- **Exercise goal**: Extract all of the data and reproduce it precisely.

━━━ Entries shown ━━━

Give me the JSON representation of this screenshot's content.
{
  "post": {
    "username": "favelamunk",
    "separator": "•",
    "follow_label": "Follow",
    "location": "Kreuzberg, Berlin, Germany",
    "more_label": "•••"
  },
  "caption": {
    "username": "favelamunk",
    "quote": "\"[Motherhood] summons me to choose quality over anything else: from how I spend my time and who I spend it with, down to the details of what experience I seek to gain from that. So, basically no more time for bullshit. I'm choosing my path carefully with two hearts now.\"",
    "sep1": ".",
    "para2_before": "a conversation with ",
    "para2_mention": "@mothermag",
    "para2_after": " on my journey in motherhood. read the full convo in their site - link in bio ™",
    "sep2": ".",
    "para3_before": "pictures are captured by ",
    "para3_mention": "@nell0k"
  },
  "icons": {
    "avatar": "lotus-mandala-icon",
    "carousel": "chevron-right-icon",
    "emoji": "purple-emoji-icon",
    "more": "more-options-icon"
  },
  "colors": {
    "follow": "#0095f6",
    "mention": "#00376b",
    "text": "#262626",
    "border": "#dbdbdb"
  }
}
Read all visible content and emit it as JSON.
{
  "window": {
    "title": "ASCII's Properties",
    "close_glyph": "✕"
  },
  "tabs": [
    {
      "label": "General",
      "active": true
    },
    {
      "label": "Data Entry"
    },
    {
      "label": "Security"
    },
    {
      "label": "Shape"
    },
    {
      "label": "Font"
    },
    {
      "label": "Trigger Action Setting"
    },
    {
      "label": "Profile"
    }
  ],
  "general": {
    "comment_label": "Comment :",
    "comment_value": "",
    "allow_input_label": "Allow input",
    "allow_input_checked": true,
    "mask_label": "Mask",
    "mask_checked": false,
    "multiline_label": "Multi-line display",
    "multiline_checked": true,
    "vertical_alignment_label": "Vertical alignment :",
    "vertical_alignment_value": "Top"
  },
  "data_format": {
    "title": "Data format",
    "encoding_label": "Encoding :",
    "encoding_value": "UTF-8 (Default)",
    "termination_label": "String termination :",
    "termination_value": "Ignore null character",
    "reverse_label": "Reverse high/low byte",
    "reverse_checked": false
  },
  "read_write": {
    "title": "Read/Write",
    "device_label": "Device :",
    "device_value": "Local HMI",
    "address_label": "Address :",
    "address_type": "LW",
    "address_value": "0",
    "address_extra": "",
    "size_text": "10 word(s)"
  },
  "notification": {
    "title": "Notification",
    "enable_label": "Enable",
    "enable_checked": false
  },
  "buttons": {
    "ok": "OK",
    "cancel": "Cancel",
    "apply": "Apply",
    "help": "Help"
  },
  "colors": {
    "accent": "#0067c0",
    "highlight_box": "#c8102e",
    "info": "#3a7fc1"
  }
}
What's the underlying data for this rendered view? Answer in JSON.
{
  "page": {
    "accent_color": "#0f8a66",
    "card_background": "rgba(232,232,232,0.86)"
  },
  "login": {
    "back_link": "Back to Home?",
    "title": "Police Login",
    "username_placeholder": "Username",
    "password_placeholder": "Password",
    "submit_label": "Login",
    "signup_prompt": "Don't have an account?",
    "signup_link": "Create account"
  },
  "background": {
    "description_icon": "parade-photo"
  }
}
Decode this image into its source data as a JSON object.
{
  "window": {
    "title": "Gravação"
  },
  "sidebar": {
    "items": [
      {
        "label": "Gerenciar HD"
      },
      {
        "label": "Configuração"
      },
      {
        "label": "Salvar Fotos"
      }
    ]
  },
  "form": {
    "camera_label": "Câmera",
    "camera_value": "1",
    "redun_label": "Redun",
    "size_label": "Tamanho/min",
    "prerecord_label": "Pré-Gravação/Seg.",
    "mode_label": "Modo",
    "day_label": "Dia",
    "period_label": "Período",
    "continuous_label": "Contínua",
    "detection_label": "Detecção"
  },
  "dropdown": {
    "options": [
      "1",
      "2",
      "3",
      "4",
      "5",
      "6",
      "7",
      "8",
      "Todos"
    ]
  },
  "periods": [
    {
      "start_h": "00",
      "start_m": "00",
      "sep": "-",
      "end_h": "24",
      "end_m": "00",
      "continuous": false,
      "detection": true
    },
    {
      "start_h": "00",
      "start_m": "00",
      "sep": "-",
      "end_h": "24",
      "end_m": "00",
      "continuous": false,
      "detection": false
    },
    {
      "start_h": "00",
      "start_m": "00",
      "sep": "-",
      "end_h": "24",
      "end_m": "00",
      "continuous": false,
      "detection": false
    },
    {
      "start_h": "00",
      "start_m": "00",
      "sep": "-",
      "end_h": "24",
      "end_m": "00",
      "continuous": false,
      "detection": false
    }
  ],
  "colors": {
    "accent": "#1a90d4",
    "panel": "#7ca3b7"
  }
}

━━━

- **In response**:
Give me the JSON representation of this screenshot's content.
{
  "post": {
    "username": "favelamunk",
    "separator": "•",
    "follow_label": "Follow",
    "location": "Kreuzberg, Berlin, Germany",
    "more_label": "•••"
  },
  "caption": {
    "username": "favelamunk",
    "quote": "\"[Motherhood] summons me to choose quality over anything else: from how I spend my time and who I spend it with, down to the details of what experience I seek to gain from that. So, basically no more time for bullshit. I'm choosing my path carefully with two hearts now.\"",
    "sep1": ".",
    "para2_before": "a conversation with ",
    "para2_mention": "@mothermag",
    "para2_after": " on my journey in motherhood. read the full convo in their site - link in bio ™",
    "sep2": ".",
    "para3_before": "pictures are captured by ",
    "para3_mention": "@nell0k"
  },
  "icons": {
    "avatar": "lotus-mandala-icon",
    "carousel": "chevron-right-icon",
    "emoji": "purple-emoji-icon",
    "more": "more-options-icon"
  },
  "colors": {
    "follow": "#0095f6",
    "mention": "#00376b",
    "text": "#262626",
    "border": "#dbdbdb"
  }
}
Read all visible content and emit it as JSON.
{
  "window": {
    "title": "ASCII's Properties",
    "close_glyph": "✕"
  },
  "tabs": [
    {
      "label": "General",
      "active": true
    },
    {
      "label": "Data Entry"
    },
    {
      "label": "Security"
    },
    {
      "label": "Shape"
    },
    {
      "label": "Font"
    },
    {
      "label": "Trigger Action Setting"
    },
    {
      "label": "Profile"
    }
  ],
  "general": {
    "comment_label": "Comment :",
    "comment_value": "",
    "allow_input_label": "Allow input",
    "allow_input_checked": true,
    "mask_label": "Mask",
    "mask_checked": false,
    "multiline_label": "Multi-line display",
    "multiline_checked": true,
    "vertical_alignment_label": "Vertical alignment :",
    "vertical_alignment_value": "Top"
  },
  "data_format": {
    "title": "Data format",
    "encoding_label": "Encoding :",
    "encoding_value": "UTF-8 (Default)",
    "termination_label": "String termination :",
    "termination_value": "Ignore null character",
    "reverse_label": "Reverse high/low byte",
    "reverse_checked": false
  },
  "read_write": {
    "title": "Read/Write",
    "device_label": "Device :",
    "device_value": "Local HMI",
    "address_label": "Address :",
    "address_type": "LW",
    "address_value": "0",
    "address_extra": "",
    "size_text": "10 word(s)"
  },
  "notification": {
    "title": "Notification",
    "enable_label": "Enable",
    "enable_checked": false
  },
  "buttons": {
    "ok": "OK",
    "cancel": "Cancel",
    "apply": "Apply",
    "help": "Help"
  },
  "colors": {
    "accent": "#0067c0",
    "highlight_box": "#c8102e",
    "info": "#3a7fc1"
  }
}
What's the underlying data for this rendered view? Answer in JSON.
{
  "page": {
    "accent_color": "#0f8a66",
    "card_background": "rgba(232,232,232,0.86)"
  },
  "login": {
    "back_link": "Back to Home?",
    "title": "Police Login",
    "username_placeholder": "Username",
    "password_placeholder": "Password",
    "submit_label": "Login",
    "signup_prompt": "Don't have an account?",
    "signup_link": "Create account"
  },
  "background": {
    "description_icon": "parade-photo"
  }
}
Decode this image into its source data as a JSON object.
{
  "window": {
    "title": "Gravação"
  },
  "sidebar": {
    "items": [
      {
        "label": "Gerenciar HD"
      },
      {
        "label": "Configuração"
      },
      {
        "label": "Salvar Fotos"
      }
    ]
  },
  "form": {
    "camera_label": "Câmera",
    "camera_value": "1",
    "redun_label": "Redun",
    "size_label": "Tamanho/min",
    "prerecord_label": "Pré-Gravação/Seg.",
    "mode_label": "Modo",
    "day_label": "Dia",
    "period_label": "Período",
    "continuous_label": "Contínua",
    "detection_label": "Detecção"
  },
  "dropdown": {
    "options": [
      "1",
      "2",
      "3",
      "4",
      "5",
      "6",
      "7",
      "8",
      "Todos"
    ]
  },
  "periods": [
    {
      "start_h": "00",
      "start_m": "00",
      "sep": "-",
      "end_h": "24",
      "end_m": "00",
      "continuous": false,
      "detection": true
    },
    {
      "start_h": "00",
      "start_m": "00",
      "sep": "-",
      "end_h": "24",
      "end_m": "00",
      "continuous": false,
      "detection": false
    },
    {
      "start_h": "00",
      "start_m": "00",
      "sep": "-",
      "end_h": "24",
      "end_m": "00",
      "continuous": false,
      "detection": false
    },
    {
      "start_h": "00",
      "start_m": "00",
      "sep": "-",
      "end_h": "24",
      "end_m": "00",
      "continuous": false,
      "detection": false
    }
  ],
  "colors": {
    "accent": "#1a90d4",
    "panel": "#7ca3b7"
  }
}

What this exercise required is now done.